START THE RECORDS
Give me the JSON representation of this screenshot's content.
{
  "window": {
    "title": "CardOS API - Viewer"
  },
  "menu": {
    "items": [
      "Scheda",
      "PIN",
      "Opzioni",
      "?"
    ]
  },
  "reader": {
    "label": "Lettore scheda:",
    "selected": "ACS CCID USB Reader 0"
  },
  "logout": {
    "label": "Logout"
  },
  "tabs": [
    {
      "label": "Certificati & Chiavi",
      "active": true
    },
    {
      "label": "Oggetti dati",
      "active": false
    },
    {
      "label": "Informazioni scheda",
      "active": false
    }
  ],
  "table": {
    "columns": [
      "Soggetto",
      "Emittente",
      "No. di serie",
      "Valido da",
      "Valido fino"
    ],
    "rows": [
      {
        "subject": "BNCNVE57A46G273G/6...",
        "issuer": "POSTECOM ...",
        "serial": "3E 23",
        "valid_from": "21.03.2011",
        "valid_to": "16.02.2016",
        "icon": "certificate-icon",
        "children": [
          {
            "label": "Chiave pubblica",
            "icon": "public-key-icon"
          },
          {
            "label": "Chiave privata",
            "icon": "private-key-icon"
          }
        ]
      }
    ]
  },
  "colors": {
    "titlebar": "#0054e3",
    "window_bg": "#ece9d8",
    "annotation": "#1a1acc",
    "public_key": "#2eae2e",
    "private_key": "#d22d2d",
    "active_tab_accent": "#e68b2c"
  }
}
END THE RECORDS
START THE RECORDS
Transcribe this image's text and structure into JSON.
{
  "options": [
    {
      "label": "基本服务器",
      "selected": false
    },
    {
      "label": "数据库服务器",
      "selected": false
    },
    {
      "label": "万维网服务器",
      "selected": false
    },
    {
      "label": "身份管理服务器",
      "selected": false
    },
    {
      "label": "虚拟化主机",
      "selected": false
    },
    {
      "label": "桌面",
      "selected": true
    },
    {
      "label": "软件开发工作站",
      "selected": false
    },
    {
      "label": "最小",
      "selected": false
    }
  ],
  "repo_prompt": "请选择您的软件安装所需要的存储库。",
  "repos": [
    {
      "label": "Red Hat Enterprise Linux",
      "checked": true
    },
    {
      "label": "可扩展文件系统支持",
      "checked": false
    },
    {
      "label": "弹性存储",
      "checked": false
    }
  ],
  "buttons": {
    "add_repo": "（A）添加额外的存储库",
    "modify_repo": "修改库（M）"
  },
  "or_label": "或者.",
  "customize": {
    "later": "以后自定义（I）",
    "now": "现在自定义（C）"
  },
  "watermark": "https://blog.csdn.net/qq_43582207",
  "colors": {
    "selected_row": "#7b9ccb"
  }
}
END THE RECORDS
> [WRITTEN REQUEST]
Which lines contain "JSON"? Copy each of them out.

> [OUTPUT BELOW]
Give me the JSON representation of this screenshot's content.
Transcribe this image's text and structure into JSON.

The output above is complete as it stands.